#### Task details
Repeat every line of the data exactly, but not the pictures.

##### Material for this task #####

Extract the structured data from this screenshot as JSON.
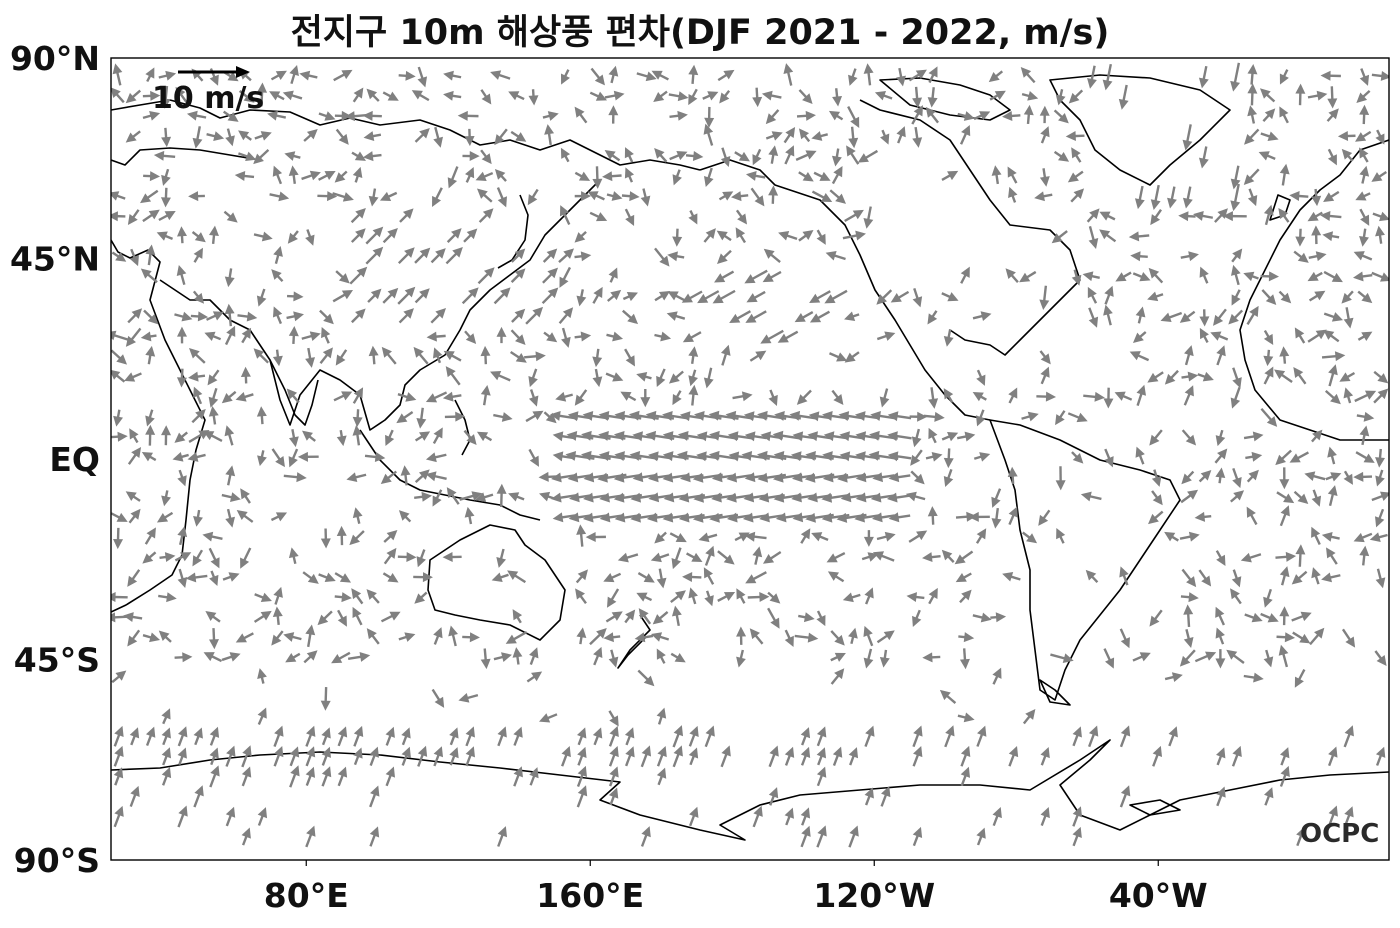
{
  "title": "전지구 10m 해상풍 편차(DJF 2021 - 2022, m/s)",
  "y_axis": {
    "ticks": [
      {
        "label": "90°N",
        "lat": 90
      },
      {
        "label": "45°N",
        "lat": 45
      },
      {
        "label": "EQ",
        "lat": 0
      },
      {
        "label": "45°S",
        "lat": -45
      },
      {
        "label": "90°S",
        "lat": -90
      }
    ]
  },
  "x_axis": {
    "ticks": [
      {
        "label": "80°E",
        "lon": 80
      },
      {
        "label": "160°E",
        "lon": 160
      },
      {
        "label": "120°W",
        "lon": 240
      },
      {
        "label": "40°W",
        "lon": 320
      }
    ]
  },
  "reference_vector": {
    "label": "10 m/s",
    "speed": 10
  },
  "logo": "OCPC",
  "colors": {
    "vectors": "#808080",
    "coastline": "#000000",
    "frame": "#000000"
  },
  "map_extent": {
    "lon_min": 25,
    "lon_max": 385,
    "lat_min": -90,
    "lat_max": 90,
    "projection": "equirectangular",
    "central_longitude": 205
  }
}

#####

#### Exercise answer
Extract the structured data from this screenshot as JSON.
{
  "title": "전지구 10m 해상풍 편차(DJF 2021 - 2022, m/s)",
  "y_axis": {
    "ticks": [
      {
        "label": "90°N",
        "lat": 90
      },
      {
        "label": "45°N",
        "lat": 45
      },
      {
        "label": "EQ",
        "lat": 0
      },
      {
        "label": "45°S",
        "lat": -45
      },
      {
        "label": "90°S",
        "lat": -90
      }
    ]
  },
  "x_axis": {
    "ticks": [
      {
        "label": "80°E",
        "lon": 80
      },
      {
        "label": "160°E",
        "lon": 160
      },
      {
        "label": "120°W",
        "lon": 240
      },
      {
        "label": "40°W",
        "lon": 320
      }
    ]
  },
  "reference_vector": {
    "label": "10 m/s",
    "speed": 10
  },
  "logo": "OCPC",
  "colors": {
    "vectors": "#808080",
    "coastline": "#000000",
    "frame": "#000000"
  },
  "map_extent": {
    "lon_min": 25,
    "lon_max": 385,
    "lat_min": -90,
    "lat_max": 90,
    "projection": "equirectangular",
    "central_longitude": 205
  }
}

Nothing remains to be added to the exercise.